**Set problem:** Your reply should be a single number: how many lines contain the string "Raised".
---------- Raw records
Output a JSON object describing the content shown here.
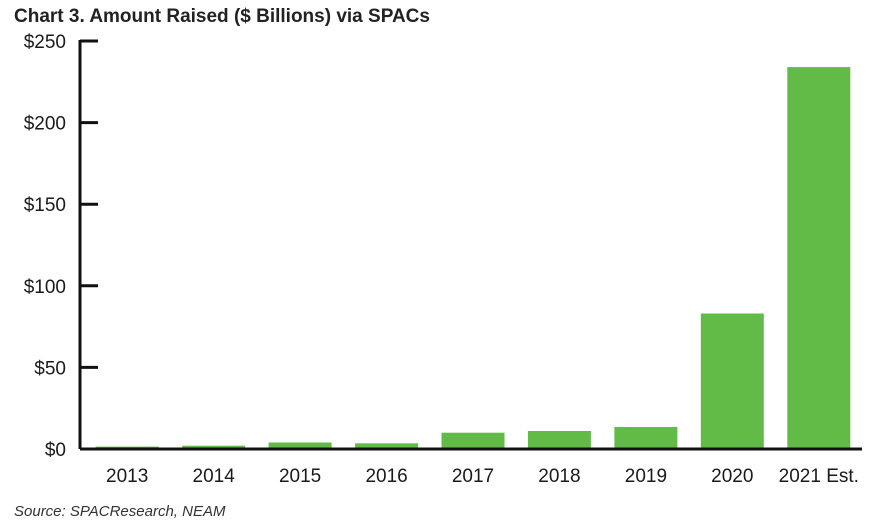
{
  "title": "Chart 3. Amount Raised ($ Billions) via SPACs",
  "source": "Source: SPACResearch, NEAM",
  "colors": {
    "bar": "#62bb46",
    "axis": "#111111"
  },
  "chart_data": {
    "type": "bar",
    "title": "Chart 3. Amount Raised ($ Billions) via SPACs",
    "categories": [
      "2013",
      "2014",
      "2015",
      "2016",
      "2017",
      "2018",
      "2019",
      "2020",
      "2021 Est."
    ],
    "values": [
      1.5,
      2,
      4,
      3.5,
      10,
      11,
      13.5,
      83,
      234
    ],
    "ylim": [
      0,
      250
    ],
    "yticks": [
      0,
      50,
      100,
      150,
      200,
      250
    ],
    "ytick_labels": [
      "$0",
      "$50",
      "$100",
      "$150",
      "$200",
      "$250"
    ],
    "xlabel": "",
    "ylabel": "",
    "grid": false,
    "legend": "none"
  }
}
--------------------
**Answer below:** 2